start

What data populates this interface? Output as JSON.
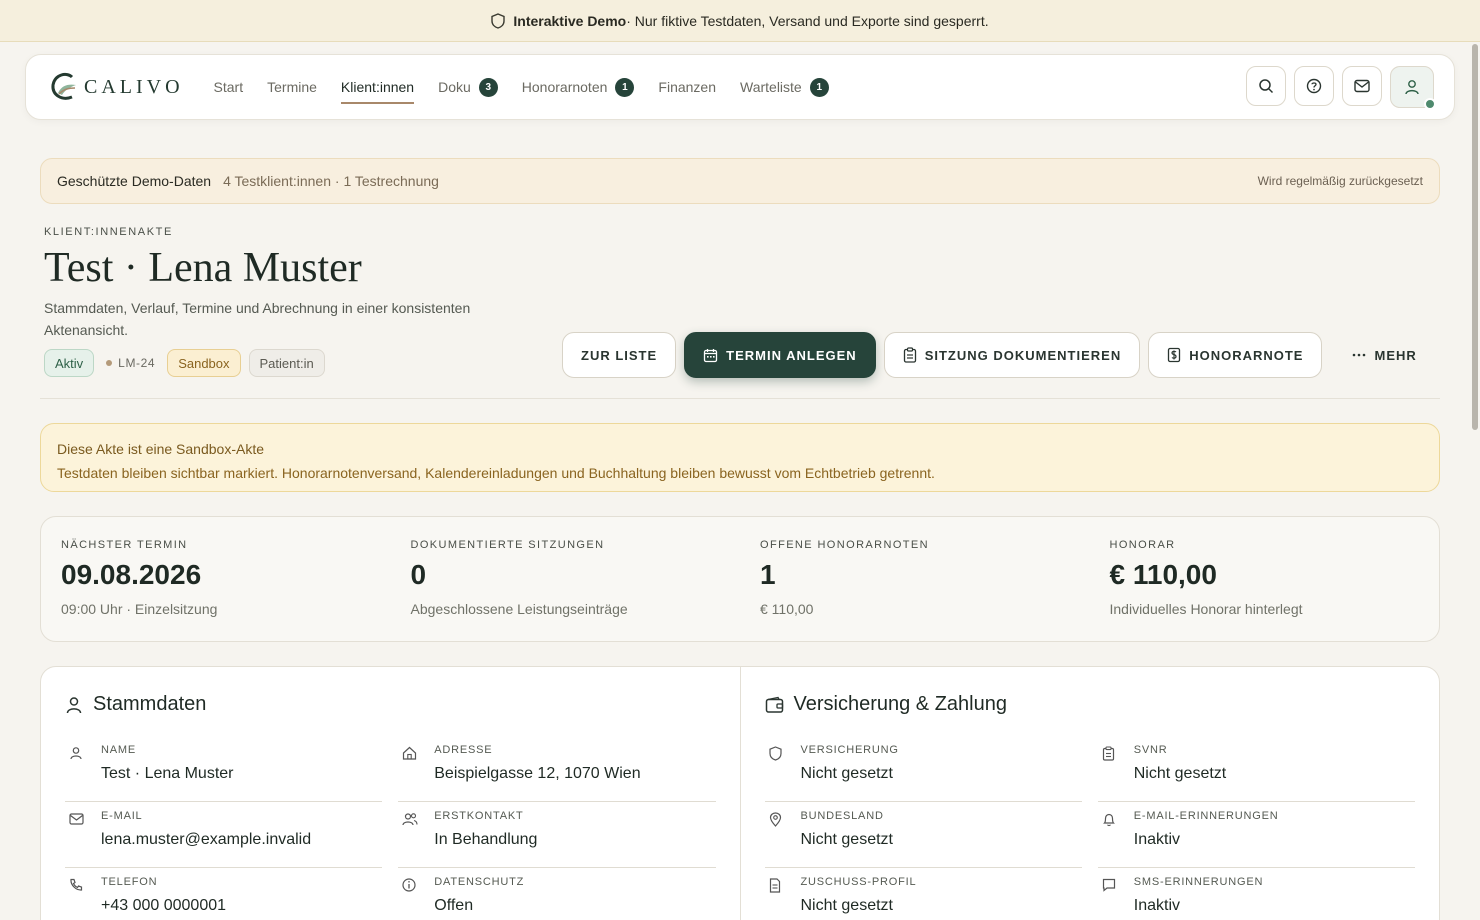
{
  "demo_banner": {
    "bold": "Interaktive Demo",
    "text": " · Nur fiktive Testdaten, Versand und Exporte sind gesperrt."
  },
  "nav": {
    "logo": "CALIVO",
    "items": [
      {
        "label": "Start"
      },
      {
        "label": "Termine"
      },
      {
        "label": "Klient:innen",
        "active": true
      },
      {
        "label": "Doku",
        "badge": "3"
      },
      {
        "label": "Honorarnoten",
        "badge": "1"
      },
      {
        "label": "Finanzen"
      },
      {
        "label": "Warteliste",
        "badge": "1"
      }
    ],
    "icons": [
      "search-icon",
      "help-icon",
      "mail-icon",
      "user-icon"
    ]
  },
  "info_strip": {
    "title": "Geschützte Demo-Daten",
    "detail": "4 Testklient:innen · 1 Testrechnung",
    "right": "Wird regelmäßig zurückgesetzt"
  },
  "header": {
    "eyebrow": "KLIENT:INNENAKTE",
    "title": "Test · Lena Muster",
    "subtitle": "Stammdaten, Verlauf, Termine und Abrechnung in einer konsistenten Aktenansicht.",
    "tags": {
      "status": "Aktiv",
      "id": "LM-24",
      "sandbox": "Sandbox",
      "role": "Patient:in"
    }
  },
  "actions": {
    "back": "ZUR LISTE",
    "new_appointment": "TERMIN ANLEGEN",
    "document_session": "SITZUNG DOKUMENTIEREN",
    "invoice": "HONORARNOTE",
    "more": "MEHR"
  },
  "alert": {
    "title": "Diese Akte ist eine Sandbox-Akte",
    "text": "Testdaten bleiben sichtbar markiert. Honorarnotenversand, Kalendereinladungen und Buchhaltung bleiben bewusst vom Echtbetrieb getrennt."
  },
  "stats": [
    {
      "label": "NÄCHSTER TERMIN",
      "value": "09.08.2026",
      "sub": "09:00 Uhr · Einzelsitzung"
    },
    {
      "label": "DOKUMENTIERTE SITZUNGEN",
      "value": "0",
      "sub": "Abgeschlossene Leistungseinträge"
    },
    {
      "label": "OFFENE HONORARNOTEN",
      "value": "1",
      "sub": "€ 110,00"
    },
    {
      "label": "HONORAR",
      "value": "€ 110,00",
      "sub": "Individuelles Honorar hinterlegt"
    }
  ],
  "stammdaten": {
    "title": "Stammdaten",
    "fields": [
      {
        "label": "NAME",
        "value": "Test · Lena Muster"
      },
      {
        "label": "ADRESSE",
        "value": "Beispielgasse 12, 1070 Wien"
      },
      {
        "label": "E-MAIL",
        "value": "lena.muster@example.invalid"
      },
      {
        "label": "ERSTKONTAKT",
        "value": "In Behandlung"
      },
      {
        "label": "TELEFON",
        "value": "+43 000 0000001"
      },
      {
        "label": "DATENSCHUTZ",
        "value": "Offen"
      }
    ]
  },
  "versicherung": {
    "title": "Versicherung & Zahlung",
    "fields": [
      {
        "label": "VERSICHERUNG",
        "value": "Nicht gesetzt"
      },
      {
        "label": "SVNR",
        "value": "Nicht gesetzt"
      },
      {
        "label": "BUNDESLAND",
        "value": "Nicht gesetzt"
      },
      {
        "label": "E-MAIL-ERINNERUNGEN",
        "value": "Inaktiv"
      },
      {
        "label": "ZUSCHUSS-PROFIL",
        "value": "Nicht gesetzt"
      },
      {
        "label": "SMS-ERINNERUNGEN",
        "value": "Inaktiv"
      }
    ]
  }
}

end

WRITTEN REQUEST -> Copy out the records above in full, exactly as written, but not the pictures.

COMPLETED EXERCISE ->
What data populates this interface? Output as JSON.
{
  "demo_banner": {
    "bold": "Interaktive Demo",
    "text": " · Nur fiktive Testdaten, Versand und Exporte sind gesperrt."
  },
  "nav": {
    "logo": "CALIVO",
    "items": [
      {
        "label": "Start"
      },
      {
        "label": "Termine"
      },
      {
        "label": "Klient:innen",
        "active": true
      },
      {
        "label": "Doku",
        "badge": "3"
      },
      {
        "label": "Honorarnoten",
        "badge": "1"
      },
      {
        "label": "Finanzen"
      },
      {
        "label": "Warteliste",
        "badge": "1"
      }
    ],
    "icons": [
      "search-icon",
      "help-icon",
      "mail-icon",
      "user-icon"
    ]
  },
  "info_strip": {
    "title": "Geschützte Demo-Daten",
    "detail": "4 Testklient:innen · 1 Testrechnung",
    "right": "Wird regelmäßig zurückgesetzt"
  },
  "header": {
    "eyebrow": "KLIENT:INNENAKTE",
    "title": "Test · Lena Muster",
    "subtitle": "Stammdaten, Verlauf, Termine und Abrechnung in einer konsistenten Aktenansicht.",
    "tags": {
      "status": "Aktiv",
      "id": "LM-24",
      "sandbox": "Sandbox",
      "role": "Patient:in"
    }
  },
  "actions": {
    "back": "ZUR LISTE",
    "new_appointment": "TERMIN ANLEGEN",
    "document_session": "SITZUNG DOKUMENTIEREN",
    "invoice": "HONORARNOTE",
    "more": "MEHR"
  },
  "alert": {
    "title": "Diese Akte ist eine Sandbox-Akte",
    "text": "Testdaten bleiben sichtbar markiert. Honorarnotenversand, Kalendereinladungen und Buchhaltung bleiben bewusst vom Echtbetrieb getrennt."
  },
  "stats": [
    {
      "label": "NÄCHSTER TERMIN",
      "value": "09.08.2026",
      "sub": "09:00 Uhr · Einzelsitzung"
    },
    {
      "label": "DOKUMENTIERTE SITZUNGEN",
      "value": "0",
      "sub": "Abgeschlossene Leistungseinträge"
    },
    {
      "label": "OFFENE HONORARNOTEN",
      "value": "1",
      "sub": "€ 110,00"
    },
    {
      "label": "HONORAR",
      "value": "€ 110,00",
      "sub": "Individuelles Honorar hinterlegt"
    }
  ],
  "stammdaten": {
    "title": "Stammdaten",
    "fields": [
      {
        "label": "NAME",
        "value": "Test · Lena Muster"
      },
      {
        "label": "ADRESSE",
        "value": "Beispielgasse 12, 1070 Wien"
      },
      {
        "label": "E-MAIL",
        "value": "lena.muster@example.invalid"
      },
      {
        "label": "ERSTKONTAKT",
        "value": "In Behandlung"
      },
      {
        "label": "TELEFON",
        "value": "+43 000 0000001"
      },
      {
        "label": "DATENSCHUTZ",
        "value": "Offen"
      }
    ]
  },
  "versicherung": {
    "title": "Versicherung & Zahlung",
    "fields": [
      {
        "label": "VERSICHERUNG",
        "value": "Nicht gesetzt"
      },
      {
        "label": "SVNR",
        "value": "Nicht gesetzt"
      },
      {
        "label": "BUNDESLAND",
        "value": "Nicht gesetzt"
      },
      {
        "label": "E-MAIL-ERINNERUNGEN",
        "value": "Inaktiv"
      },
      {
        "label": "ZUSCHUSS-PROFIL",
        "value": "Nicht gesetzt"
      },
      {
        "label": "SMS-ERINNERUNGEN",
        "value": "Inaktiv"
      }
    ]
  }
}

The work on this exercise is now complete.